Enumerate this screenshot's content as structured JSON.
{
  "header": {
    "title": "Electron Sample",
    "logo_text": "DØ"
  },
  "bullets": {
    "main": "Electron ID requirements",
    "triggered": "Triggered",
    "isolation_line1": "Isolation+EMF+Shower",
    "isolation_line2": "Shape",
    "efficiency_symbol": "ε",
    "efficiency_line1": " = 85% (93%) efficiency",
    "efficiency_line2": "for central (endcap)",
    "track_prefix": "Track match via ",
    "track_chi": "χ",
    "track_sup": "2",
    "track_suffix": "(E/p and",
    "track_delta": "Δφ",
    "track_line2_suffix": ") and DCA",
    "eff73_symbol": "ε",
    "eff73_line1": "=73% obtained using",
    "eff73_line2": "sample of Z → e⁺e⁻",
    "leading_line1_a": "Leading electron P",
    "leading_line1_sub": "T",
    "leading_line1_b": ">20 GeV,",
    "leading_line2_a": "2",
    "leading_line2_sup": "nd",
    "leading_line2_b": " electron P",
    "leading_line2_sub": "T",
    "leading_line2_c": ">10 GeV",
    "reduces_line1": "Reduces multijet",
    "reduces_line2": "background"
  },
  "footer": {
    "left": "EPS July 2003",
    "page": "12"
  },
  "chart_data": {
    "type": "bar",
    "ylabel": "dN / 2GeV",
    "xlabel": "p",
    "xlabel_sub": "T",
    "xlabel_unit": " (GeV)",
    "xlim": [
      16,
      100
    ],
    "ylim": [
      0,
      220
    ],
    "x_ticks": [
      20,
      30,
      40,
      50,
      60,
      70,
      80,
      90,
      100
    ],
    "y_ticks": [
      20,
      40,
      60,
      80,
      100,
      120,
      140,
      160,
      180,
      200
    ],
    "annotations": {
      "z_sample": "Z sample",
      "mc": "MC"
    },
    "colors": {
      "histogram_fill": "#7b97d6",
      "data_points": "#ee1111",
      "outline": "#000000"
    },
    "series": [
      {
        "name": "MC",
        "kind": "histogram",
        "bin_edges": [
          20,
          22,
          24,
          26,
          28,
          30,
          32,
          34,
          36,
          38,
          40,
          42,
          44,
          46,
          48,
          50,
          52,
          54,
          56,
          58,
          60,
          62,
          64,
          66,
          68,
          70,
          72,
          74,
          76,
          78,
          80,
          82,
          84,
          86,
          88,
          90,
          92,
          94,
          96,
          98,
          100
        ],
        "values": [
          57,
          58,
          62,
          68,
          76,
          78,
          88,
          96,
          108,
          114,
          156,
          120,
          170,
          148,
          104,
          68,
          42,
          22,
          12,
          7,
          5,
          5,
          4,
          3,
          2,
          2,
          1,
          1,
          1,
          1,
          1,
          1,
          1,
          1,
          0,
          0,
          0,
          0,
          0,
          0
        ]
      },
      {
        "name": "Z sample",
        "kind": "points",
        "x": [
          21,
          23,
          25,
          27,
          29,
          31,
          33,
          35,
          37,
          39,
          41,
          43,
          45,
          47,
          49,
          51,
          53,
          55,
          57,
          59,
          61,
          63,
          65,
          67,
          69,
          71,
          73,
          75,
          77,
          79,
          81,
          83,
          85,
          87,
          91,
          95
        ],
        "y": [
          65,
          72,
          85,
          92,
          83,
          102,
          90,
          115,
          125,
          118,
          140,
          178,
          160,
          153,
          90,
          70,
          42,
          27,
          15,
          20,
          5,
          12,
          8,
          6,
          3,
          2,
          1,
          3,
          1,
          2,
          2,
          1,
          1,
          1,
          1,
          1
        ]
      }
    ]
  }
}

----------------

* [STATED PROBLEM]: Reproduce the material above exactly; please quote every line of it.

* [WRITTEN ANSWER]:
Enumerate this screenshot's content as structured JSON.
{
  "header": {
    "title": "Electron Sample",
    "logo_text": "DØ"
  },
  "bullets": {
    "main": "Electron ID requirements",
    "triggered": "Triggered",
    "isolation_line1": "Isolation+EMF+Shower",
    "isolation_line2": "Shape",
    "efficiency_symbol": "ε",
    "efficiency_line1": " = 85% (93%) efficiency",
    "efficiency_line2": "for central (endcap)",
    "track_prefix": "Track match via ",
    "track_chi": "χ",
    "track_sup": "2",
    "track_suffix": "(E/p and",
    "track_delta": "Δφ",
    "track_line2_suffix": ") and DCA",
    "eff73_symbol": "ε",
    "eff73_line1": "=73% obtained using",
    "eff73_line2": "sample of Z → e⁺e⁻",
    "leading_line1_a": "Leading electron P",
    "leading_line1_sub": "T",
    "leading_line1_b": ">20 GeV,",
    "leading_line2_a": "2",
    "leading_line2_sup": "nd",
    "leading_line2_b": " electron P",
    "leading_line2_sub": "T",
    "leading_line2_c": ">10 GeV",
    "reduces_line1": "Reduces multijet",
    "reduces_line2": "background"
  },
  "footer": {
    "left": "EPS July 2003",
    "page": "12"
  },
  "chart_data": {
    "type": "bar",
    "ylabel": "dN / 2GeV",
    "xlabel": "p",
    "xlabel_sub": "T",
    "xlabel_unit": " (GeV)",
    "xlim": [
      16,
      100
    ],
    "ylim": [
      0,
      220
    ],
    "x_ticks": [
      20,
      30,
      40,
      50,
      60,
      70,
      80,
      90,
      100
    ],
    "y_ticks": [
      20,
      40,
      60,
      80,
      100,
      120,
      140,
      160,
      180,
      200
    ],
    "annotations": {
      "z_sample": "Z sample",
      "mc": "MC"
    },
    "colors": {
      "histogram_fill": "#7b97d6",
      "data_points": "#ee1111",
      "outline": "#000000"
    },
    "series": [
      {
        "name": "MC",
        "kind": "histogram",
        "bin_edges": [
          20,
          22,
          24,
          26,
          28,
          30,
          32,
          34,
          36,
          38,
          40,
          42,
          44,
          46,
          48,
          50,
          52,
          54,
          56,
          58,
          60,
          62,
          64,
          66,
          68,
          70,
          72,
          74,
          76,
          78,
          80,
          82,
          84,
          86,
          88,
          90,
          92,
          94,
          96,
          98,
          100
        ],
        "values": [
          57,
          58,
          62,
          68,
          76,
          78,
          88,
          96,
          108,
          114,
          156,
          120,
          170,
          148,
          104,
          68,
          42,
          22,
          12,
          7,
          5,
          5,
          4,
          3,
          2,
          2,
          1,
          1,
          1,
          1,
          1,
          1,
          1,
          1,
          0,
          0,
          0,
          0,
          0,
          0
        ]
      },
      {
        "name": "Z sample",
        "kind": "points",
        "x": [
          21,
          23,
          25,
          27,
          29,
          31,
          33,
          35,
          37,
          39,
          41,
          43,
          45,
          47,
          49,
          51,
          53,
          55,
          57,
          59,
          61,
          63,
          65,
          67,
          69,
          71,
          73,
          75,
          77,
          79,
          81,
          83,
          85,
          87,
          91,
          95
        ],
        "y": [
          65,
          72,
          85,
          92,
          83,
          102,
          90,
          115,
          125,
          118,
          140,
          178,
          160,
          153,
          90,
          70,
          42,
          27,
          15,
          20,
          5,
          12,
          8,
          6,
          3,
          2,
          1,
          3,
          1,
          2,
          2,
          1,
          1,
          1,
          1,
          1
        ]
      }
    ]
  }
}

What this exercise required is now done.